**Task objective:** All of the records below need to be copied exactly.

● ● ● ● ●

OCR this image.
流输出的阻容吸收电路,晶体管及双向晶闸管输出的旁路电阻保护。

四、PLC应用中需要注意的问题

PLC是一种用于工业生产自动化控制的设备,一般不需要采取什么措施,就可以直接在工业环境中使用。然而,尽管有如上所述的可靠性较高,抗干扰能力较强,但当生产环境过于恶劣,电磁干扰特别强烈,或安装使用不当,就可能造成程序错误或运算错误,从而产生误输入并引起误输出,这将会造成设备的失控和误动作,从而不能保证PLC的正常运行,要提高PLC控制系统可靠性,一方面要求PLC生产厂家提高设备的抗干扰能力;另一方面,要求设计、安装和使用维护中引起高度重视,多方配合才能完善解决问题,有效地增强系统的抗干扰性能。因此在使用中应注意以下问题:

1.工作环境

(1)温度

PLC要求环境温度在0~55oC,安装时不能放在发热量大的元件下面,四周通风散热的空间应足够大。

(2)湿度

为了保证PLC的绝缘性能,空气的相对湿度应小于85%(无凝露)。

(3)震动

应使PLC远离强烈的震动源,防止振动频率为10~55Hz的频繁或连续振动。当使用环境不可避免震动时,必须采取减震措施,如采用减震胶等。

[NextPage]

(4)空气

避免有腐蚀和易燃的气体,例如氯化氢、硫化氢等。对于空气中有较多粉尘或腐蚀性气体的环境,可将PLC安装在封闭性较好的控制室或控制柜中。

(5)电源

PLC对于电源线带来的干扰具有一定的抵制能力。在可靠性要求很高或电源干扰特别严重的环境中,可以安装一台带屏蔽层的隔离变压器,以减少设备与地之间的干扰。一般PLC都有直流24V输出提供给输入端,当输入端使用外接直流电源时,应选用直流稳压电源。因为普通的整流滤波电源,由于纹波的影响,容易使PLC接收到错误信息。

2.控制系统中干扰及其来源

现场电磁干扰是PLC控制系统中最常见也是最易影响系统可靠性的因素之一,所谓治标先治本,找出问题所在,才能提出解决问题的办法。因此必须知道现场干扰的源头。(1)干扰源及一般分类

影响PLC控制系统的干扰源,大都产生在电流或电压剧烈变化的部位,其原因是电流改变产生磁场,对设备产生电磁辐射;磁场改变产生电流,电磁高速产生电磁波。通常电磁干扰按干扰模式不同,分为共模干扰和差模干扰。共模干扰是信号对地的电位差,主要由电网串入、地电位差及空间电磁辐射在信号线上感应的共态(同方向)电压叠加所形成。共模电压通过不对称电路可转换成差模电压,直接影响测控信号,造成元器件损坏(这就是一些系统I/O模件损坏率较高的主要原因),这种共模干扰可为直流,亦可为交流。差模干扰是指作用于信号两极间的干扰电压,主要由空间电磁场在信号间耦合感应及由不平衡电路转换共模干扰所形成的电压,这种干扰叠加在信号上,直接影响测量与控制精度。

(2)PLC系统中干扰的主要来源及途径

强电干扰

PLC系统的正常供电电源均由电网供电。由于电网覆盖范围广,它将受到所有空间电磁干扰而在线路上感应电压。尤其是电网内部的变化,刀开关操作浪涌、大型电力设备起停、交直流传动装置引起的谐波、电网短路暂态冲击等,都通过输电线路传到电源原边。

● ● ● ● ●

**Completed task:**
OCR this image.
流输出的阻容吸收电路,晶体管及双向晶闸管输出的旁路电阻保护。

四、PLC应用中需要注意的问题

PLC是一种用于工业生产自动化控制的设备,一般不需要采取什么措施,就可以直接在工业环境中使用。然而,尽管有如上所述的可靠性较高,抗干扰能力较强,但当生产环境过于恶劣,电磁干扰特别强烈,或安装使用不当,就可能造成程序错误或运算错误,从而产生误输入并引起误输出,这将会造成设备的失控和误动作,从而不能保证PLC的正常运行,要提高PLC控制系统可靠性,一方面要求PLC生产厂家提高设备的抗干扰能力;另一方面,要求设计、安装和使用维护中引起高度重视,多方配合才能完善解决问题,有效地增强系统的抗干扰性能。因此在使用中应注意以下问题:

1.工作环境

(1)温度

PLC要求环境温度在0~55oC,安装时不能放在发热量大的元件下面,四周通风散热的空间应足够大。

(2)湿度

为了保证PLC的绝缘性能,空气的相对湿度应小于85%(无凝露)。

(3)震动

应使PLC远离强烈的震动源,防止振动频率为10~55Hz的频繁或连续振动。当使用环境不可避免震动时,必须采取减震措施,如采用减震胶等。

[NextPage]

(4)空气

避免有腐蚀和易燃的气体,例如氯化氢、硫化氢等。对于空气中有较多粉尘或腐蚀性气体的环境,可将PLC安装在封闭性较好的控制室或控制柜中。

(5)电源

PLC对于电源线带来的干扰具有一定的抵制能力。在可靠性要求很高或电源干扰特别严重的环境中,可以安装一台带屏蔽层的隔离变压器,以减少设备与地之间的干扰。一般PLC都有直流24V输出提供给输入端,当输入端使用外接直流电源时,应选用直流稳压电源。因为普通的整流滤波电源,由于纹波的影响,容易使PLC接收到错误信息。

2.控制系统中干扰及其来源

现场电磁干扰是PLC控制系统中最常见也是最易影响系统可靠性的因素之一,所谓治标先治本,找出问题所在,才能提出解决问题的办法。因此必须知道现场干扰的源头。(1)干扰源及一般分类

影响PLC控制系统的干扰源,大都产生在电流或电压剧烈变化的部位,其原因是电流改变产生磁场,对设备产生电磁辐射;磁场改变产生电流,电磁高速产生电磁波。通常电磁干扰按干扰模式不同,分为共模干扰和差模干扰。共模干扰是信号对地的电位差,主要由电网串入、地电位差及空间电磁辐射在信号线上感应的共态(同方向)电压叠加所形成。共模电压通过不对称电路可转换成差模电压,直接影响测控信号,造成元器件损坏(这就是一些系统I/O模件损坏率较高的主要原因),这种共模干扰可为直流,亦可为交流。差模干扰是指作用于信号两极间的干扰电压,主要由空间电磁场在信号间耦合感应及由不平衡电路转换共模干扰所形成的电压,这种干扰叠加在信号上,直接影响测量与控制精度。

(2)PLC系统中干扰的主要来源及途径

强电干扰

PLC系统的正常供电电源均由电网供电。由于电网覆盖范围广,它将受到所有空间电磁干扰而在线路上感应电压。尤其是电网内部的变化,刀开关操作浪涌、大型电力设备起停、交直流传动装置引起的谐波、电网短路暂态冲击等,都通过输电线路传到电源原边。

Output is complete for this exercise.